→ **DESCRIPTION OF THE TASK**: Leave out the pictures and return every entry exactly as it appears.
[START INPUT MATERIAL]
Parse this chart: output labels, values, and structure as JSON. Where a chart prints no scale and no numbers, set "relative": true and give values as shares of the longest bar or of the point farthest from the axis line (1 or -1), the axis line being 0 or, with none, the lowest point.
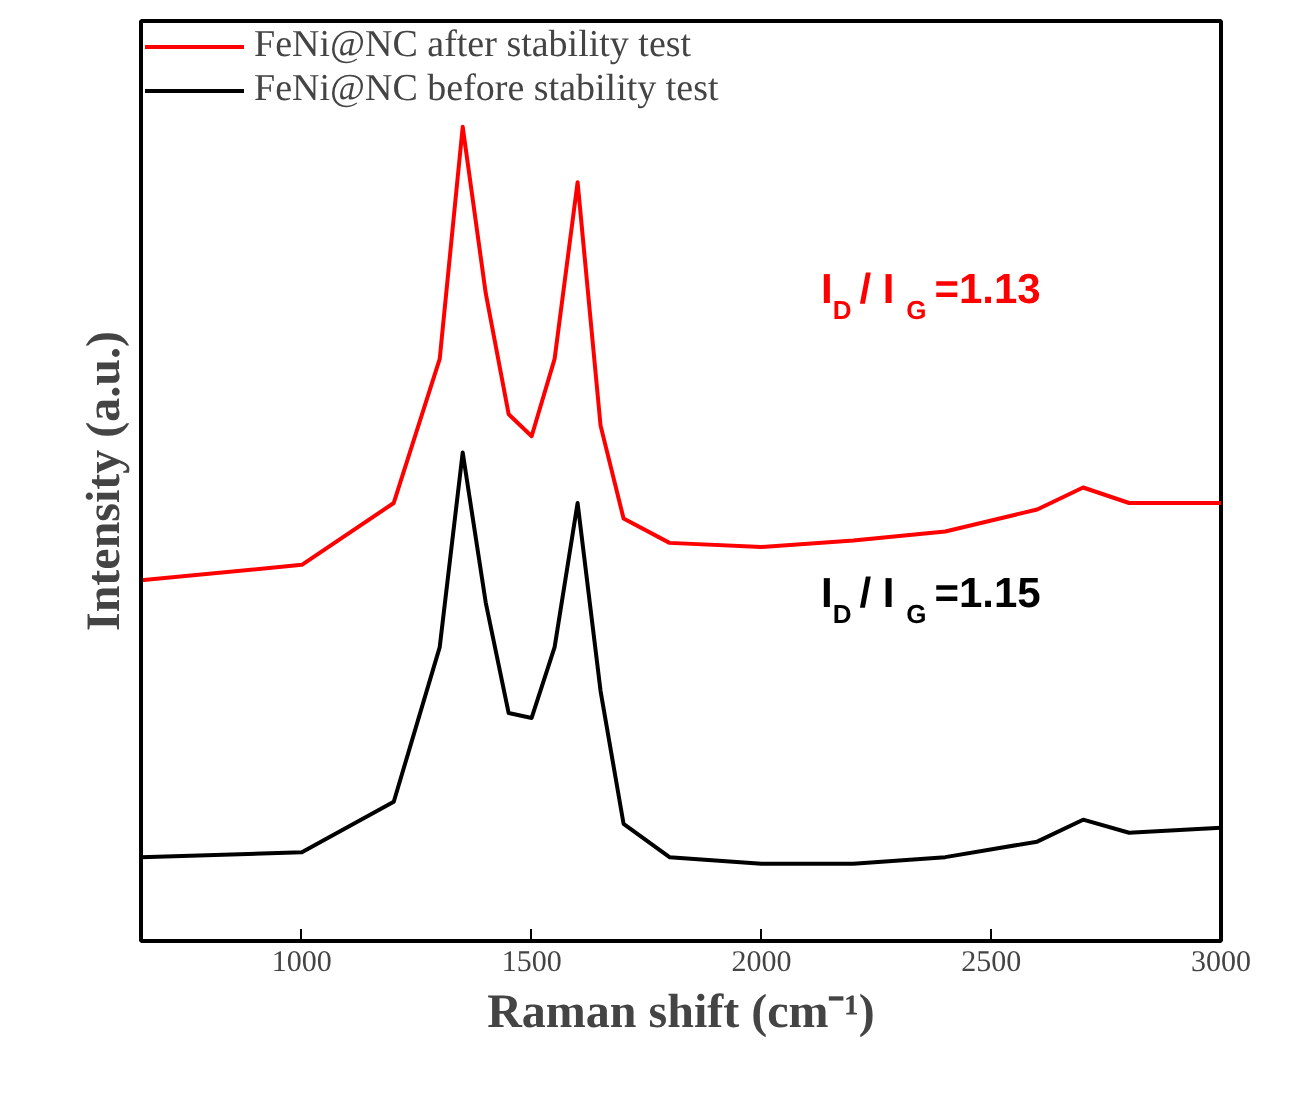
{
  "chart_data": {
    "type": "line",
    "relative": true,
    "xlabel": "Raman shift (cm⁻¹)",
    "ylabel": "Intensity (a.u.)",
    "xlim": [
      650,
      3000
    ],
    "xticks": [
      1000,
      1500,
      2000,
      2500,
      3000
    ],
    "tick_labels": "x",
    "legend": "top left",
    "grid": false,
    "series": [
      {
        "name": "FeNi@NC after stability test",
        "color": "#ff0000",
        "x": [
          650,
          1000,
          1200,
          1300,
          1350,
          1400,
          1450,
          1500,
          1550,
          1600,
          1650,
          1700,
          1800,
          2000,
          2200,
          2400,
          2600,
          2700,
          2800,
          3000
        ],
        "values": [
          0.443,
          0.462,
          0.538,
          0.715,
          1.0,
          0.796,
          0.647,
          0.62,
          0.715,
          0.932,
          0.633,
          0.519,
          0.489,
          0.484,
          0.492,
          0.503,
          0.53,
          0.557,
          0.538,
          0.538
        ]
      },
      {
        "name": "FeNi@NC before stability test",
        "color": "#000000",
        "x": [
          650,
          1000,
          1200,
          1300,
          1350,
          1400,
          1450,
          1500,
          1550,
          1600,
          1650,
          1700,
          1800,
          2000,
          2200,
          2400,
          2600,
          2700,
          2800,
          3000
        ],
        "values": [
          0.103,
          0.109,
          0.171,
          0.361,
          0.6,
          0.416,
          0.28,
          0.274,
          0.361,
          0.538,
          0.307,
          0.144,
          0.103,
          0.095,
          0.095,
          0.103,
          0.122,
          0.149,
          0.133,
          0.139
        ]
      }
    ],
    "annotations": [
      "I$_{D}$ / I$_{G}$=1.13",
      "I$_{D}$ / I$_{G}$=1.15"
    ]
  }
}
[END INPUT MATERIAL]
→ **SOLUTION TO THE EXERCISE**:
Parse this chart: output labels, values, and structure as JSON. Where a chart prints no scale and no numbers, set "relative": true and give values as shares of the longest bar or of the point farthest from the axis line (1 or -1), the axis line being 0 or, with none, the lowest point.
{
  "chart_data": {
    "type": "line",
    "relative": true,
    "xlabel": "Raman shift (cm⁻¹)",
    "ylabel": "Intensity (a.u.)",
    "xlim": [
      650,
      3000
    ],
    "xticks": [
      1000,
      1500,
      2000,
      2500,
      3000
    ],
    "tick_labels": "x",
    "legend": "top left",
    "grid": false,
    "series": [
      {
        "name": "FeNi@NC after stability test",
        "color": "#ff0000",
        "x": [
          650,
          1000,
          1200,
          1300,
          1350,
          1400,
          1450,
          1500,
          1550,
          1600,
          1650,
          1700,
          1800,
          2000,
          2200,
          2400,
          2600,
          2700,
          2800,
          3000
        ],
        "values": [
          0.443,
          0.462,
          0.538,
          0.715,
          1.0,
          0.796,
          0.647,
          0.62,
          0.715,
          0.932,
          0.633,
          0.519,
          0.489,
          0.484,
          0.492,
          0.503,
          0.53,
          0.557,
          0.538,
          0.538
        ]
      },
      {
        "name": "FeNi@NC before stability test",
        "color": "#000000",
        "x": [
          650,
          1000,
          1200,
          1300,
          1350,
          1400,
          1450,
          1500,
          1550,
          1600,
          1650,
          1700,
          1800,
          2000,
          2200,
          2400,
          2600,
          2700,
          2800,
          3000
        ],
        "values": [
          0.103,
          0.109,
          0.171,
          0.361,
          0.6,
          0.416,
          0.28,
          0.274,
          0.361,
          0.538,
          0.307,
          0.144,
          0.103,
          0.095,
          0.095,
          0.103,
          0.122,
          0.149,
          0.133,
          0.139
        ]
      }
    ],
    "annotations": [
      "I$_{D}$ / I$_{G}$=1.13",
      "I$_{D}$ / I$_{G}$=1.15"
    ]
  }
}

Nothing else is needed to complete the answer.